WHAT NEEDS TO BE DONE: Show every line of the records below that contains the word "view".

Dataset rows

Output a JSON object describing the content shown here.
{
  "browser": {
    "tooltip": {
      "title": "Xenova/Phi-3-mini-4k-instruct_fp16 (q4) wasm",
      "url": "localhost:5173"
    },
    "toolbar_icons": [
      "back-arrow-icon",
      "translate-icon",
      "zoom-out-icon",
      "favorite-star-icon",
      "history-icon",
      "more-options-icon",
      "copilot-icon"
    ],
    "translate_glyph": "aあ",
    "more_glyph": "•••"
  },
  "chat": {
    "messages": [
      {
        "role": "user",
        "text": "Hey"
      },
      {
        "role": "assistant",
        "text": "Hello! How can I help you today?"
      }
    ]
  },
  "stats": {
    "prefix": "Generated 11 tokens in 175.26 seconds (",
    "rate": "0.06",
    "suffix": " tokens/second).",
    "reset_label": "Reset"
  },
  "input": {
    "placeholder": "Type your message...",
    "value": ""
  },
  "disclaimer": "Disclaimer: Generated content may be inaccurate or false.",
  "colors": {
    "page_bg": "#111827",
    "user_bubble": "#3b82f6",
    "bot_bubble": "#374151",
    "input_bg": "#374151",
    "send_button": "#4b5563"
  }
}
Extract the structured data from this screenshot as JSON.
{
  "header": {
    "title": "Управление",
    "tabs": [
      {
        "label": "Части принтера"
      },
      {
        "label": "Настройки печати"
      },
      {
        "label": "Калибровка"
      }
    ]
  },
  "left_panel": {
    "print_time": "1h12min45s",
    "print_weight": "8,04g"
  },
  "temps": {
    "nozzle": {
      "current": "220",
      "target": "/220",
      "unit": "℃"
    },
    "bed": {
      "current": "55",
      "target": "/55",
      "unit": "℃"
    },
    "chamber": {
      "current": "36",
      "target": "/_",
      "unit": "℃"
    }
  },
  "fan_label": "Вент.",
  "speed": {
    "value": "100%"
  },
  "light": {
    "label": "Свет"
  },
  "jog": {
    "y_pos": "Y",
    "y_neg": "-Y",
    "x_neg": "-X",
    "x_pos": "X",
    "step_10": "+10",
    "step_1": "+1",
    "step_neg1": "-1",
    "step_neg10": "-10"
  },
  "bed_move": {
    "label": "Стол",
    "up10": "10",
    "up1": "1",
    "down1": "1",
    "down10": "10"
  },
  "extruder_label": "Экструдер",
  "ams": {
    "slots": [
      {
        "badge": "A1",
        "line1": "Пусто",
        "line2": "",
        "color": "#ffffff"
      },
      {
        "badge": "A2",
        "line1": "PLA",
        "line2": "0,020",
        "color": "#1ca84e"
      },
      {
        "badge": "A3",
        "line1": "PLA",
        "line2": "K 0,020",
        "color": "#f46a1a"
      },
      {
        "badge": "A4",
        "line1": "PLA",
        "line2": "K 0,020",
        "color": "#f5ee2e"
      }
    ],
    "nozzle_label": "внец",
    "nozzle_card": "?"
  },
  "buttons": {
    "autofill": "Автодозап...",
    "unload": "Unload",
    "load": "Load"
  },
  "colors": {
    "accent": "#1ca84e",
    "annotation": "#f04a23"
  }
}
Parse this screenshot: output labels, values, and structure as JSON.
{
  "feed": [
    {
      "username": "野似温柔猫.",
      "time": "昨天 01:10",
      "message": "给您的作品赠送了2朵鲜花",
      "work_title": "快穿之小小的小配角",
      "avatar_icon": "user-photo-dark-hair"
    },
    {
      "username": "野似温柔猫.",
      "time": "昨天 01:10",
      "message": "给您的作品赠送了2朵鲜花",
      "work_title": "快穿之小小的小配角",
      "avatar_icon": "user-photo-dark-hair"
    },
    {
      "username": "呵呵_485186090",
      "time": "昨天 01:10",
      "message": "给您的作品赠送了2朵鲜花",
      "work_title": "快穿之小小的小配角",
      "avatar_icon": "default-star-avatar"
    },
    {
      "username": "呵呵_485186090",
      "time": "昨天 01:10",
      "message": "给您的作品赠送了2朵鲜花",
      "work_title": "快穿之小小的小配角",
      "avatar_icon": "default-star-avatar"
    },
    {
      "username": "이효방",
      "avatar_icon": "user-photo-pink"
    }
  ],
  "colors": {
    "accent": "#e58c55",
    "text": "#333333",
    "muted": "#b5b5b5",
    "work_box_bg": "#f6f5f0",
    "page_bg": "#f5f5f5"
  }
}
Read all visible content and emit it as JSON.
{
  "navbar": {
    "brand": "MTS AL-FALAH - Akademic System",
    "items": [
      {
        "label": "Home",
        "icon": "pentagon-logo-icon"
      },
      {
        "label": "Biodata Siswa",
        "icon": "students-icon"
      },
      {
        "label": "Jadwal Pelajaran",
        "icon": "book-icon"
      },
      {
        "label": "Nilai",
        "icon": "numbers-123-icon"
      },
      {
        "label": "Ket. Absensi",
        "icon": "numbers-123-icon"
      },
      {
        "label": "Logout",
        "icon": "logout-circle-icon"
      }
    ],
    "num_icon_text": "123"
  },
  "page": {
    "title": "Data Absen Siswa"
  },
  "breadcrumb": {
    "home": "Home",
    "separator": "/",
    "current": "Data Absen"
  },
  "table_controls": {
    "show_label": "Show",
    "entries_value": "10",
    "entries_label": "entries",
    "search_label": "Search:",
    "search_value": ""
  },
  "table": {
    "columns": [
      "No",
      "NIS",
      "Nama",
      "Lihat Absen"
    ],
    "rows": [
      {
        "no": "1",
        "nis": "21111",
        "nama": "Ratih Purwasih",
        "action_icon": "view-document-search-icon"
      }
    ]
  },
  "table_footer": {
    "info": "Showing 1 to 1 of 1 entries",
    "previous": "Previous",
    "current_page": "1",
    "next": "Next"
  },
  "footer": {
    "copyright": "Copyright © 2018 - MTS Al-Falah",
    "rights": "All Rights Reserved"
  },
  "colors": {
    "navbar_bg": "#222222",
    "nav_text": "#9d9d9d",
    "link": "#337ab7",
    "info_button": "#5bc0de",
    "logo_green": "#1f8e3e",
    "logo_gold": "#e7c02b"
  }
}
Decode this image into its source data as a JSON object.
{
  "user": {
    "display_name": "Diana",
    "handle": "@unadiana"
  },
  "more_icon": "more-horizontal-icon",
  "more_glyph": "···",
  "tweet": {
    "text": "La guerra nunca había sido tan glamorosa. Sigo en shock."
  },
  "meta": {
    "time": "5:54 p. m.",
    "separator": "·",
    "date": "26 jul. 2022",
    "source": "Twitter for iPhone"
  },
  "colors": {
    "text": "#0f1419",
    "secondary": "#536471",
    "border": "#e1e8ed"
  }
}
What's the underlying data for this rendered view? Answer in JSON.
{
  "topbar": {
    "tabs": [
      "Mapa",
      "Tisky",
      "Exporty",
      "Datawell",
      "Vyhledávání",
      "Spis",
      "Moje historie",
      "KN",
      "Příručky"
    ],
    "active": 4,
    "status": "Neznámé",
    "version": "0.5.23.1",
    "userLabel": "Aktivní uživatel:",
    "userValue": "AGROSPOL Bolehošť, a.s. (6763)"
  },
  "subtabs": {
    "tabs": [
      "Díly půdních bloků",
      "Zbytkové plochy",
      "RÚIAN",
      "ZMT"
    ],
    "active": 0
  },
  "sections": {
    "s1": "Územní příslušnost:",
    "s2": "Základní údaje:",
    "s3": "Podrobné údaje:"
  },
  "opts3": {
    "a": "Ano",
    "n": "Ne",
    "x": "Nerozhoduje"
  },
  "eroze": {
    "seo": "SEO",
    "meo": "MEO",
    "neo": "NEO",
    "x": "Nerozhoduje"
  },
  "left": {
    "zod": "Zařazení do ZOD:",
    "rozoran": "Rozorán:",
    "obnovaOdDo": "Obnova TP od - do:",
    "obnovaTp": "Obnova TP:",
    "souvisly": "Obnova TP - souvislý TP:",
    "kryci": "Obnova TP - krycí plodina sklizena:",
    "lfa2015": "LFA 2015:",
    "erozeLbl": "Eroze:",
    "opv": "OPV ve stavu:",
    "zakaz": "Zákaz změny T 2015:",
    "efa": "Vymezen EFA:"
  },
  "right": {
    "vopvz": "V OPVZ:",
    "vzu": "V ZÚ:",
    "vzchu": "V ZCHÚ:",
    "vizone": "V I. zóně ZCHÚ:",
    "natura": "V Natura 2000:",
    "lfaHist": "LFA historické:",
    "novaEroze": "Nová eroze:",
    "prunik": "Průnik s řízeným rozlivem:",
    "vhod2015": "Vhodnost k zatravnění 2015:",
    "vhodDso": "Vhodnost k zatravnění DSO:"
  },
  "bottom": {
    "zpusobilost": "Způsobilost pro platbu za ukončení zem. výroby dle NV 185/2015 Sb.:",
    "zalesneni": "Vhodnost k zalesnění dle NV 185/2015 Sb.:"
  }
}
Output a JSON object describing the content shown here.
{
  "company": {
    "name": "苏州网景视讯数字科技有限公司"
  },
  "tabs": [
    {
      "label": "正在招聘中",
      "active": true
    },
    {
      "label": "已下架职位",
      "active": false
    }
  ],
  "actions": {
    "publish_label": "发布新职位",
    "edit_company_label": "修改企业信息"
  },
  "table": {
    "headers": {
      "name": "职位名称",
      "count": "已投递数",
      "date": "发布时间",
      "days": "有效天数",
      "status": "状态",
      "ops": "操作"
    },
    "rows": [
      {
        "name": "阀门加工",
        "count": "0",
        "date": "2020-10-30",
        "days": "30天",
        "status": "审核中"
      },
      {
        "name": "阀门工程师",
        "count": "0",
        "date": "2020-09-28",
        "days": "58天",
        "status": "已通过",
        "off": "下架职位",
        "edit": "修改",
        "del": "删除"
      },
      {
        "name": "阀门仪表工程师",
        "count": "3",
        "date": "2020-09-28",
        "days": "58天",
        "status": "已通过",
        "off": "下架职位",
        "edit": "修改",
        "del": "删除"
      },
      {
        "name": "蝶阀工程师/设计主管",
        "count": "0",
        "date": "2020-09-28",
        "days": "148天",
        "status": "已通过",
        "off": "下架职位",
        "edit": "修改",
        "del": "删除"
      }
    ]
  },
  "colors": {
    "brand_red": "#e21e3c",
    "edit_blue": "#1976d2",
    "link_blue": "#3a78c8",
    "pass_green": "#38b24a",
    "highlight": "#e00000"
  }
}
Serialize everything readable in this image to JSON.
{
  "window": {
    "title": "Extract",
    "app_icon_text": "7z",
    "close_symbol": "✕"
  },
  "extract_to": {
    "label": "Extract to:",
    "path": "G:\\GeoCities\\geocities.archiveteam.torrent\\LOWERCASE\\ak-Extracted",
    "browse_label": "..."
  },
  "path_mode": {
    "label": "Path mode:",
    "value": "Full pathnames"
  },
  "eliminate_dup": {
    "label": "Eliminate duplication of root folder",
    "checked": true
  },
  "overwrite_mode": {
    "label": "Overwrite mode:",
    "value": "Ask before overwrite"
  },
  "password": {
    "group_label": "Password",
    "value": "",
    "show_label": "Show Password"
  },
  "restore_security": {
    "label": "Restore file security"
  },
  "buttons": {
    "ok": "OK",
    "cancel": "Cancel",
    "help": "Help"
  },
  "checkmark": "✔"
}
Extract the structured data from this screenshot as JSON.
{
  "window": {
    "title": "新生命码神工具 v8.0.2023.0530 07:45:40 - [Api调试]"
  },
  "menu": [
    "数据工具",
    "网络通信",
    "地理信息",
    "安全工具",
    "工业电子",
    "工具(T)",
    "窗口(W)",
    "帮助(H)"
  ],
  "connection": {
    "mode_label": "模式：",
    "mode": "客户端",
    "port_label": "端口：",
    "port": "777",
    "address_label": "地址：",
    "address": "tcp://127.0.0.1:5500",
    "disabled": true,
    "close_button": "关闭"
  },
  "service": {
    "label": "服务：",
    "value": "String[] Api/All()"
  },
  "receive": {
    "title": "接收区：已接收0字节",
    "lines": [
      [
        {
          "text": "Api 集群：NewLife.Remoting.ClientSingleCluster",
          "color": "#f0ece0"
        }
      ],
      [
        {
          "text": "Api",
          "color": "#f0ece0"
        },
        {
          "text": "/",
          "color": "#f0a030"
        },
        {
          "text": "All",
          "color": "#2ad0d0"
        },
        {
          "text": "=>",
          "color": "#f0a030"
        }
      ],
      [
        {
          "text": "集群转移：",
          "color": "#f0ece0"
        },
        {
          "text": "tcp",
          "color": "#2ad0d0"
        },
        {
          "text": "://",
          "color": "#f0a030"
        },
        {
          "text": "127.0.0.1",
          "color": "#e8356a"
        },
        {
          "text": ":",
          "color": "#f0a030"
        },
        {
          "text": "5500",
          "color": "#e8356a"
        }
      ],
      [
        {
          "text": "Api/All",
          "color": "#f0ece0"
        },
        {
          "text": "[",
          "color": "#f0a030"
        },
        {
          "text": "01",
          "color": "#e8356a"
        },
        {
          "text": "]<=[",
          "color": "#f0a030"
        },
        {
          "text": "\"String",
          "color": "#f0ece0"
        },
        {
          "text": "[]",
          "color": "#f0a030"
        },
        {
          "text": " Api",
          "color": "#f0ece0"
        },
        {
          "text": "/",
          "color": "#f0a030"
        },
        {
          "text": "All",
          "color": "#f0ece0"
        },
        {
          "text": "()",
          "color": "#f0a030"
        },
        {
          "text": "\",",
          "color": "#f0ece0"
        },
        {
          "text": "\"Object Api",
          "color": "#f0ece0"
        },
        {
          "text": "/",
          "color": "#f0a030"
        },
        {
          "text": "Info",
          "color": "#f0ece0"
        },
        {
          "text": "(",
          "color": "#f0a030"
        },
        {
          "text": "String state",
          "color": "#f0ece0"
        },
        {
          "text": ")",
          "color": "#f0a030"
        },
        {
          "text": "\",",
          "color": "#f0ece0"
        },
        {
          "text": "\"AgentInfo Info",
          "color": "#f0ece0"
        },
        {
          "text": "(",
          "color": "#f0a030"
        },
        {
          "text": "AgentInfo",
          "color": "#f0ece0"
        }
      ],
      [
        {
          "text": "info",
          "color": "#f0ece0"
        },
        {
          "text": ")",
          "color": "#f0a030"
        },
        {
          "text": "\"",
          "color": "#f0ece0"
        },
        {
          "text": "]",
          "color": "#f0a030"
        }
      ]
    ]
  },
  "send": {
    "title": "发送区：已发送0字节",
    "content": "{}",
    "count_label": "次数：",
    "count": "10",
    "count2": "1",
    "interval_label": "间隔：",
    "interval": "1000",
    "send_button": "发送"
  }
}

REPLY TO THE EXERCISE:
        "action_icon": "view-document-search-icon"
What's the underlying data for this rendered view? Answer in JSON.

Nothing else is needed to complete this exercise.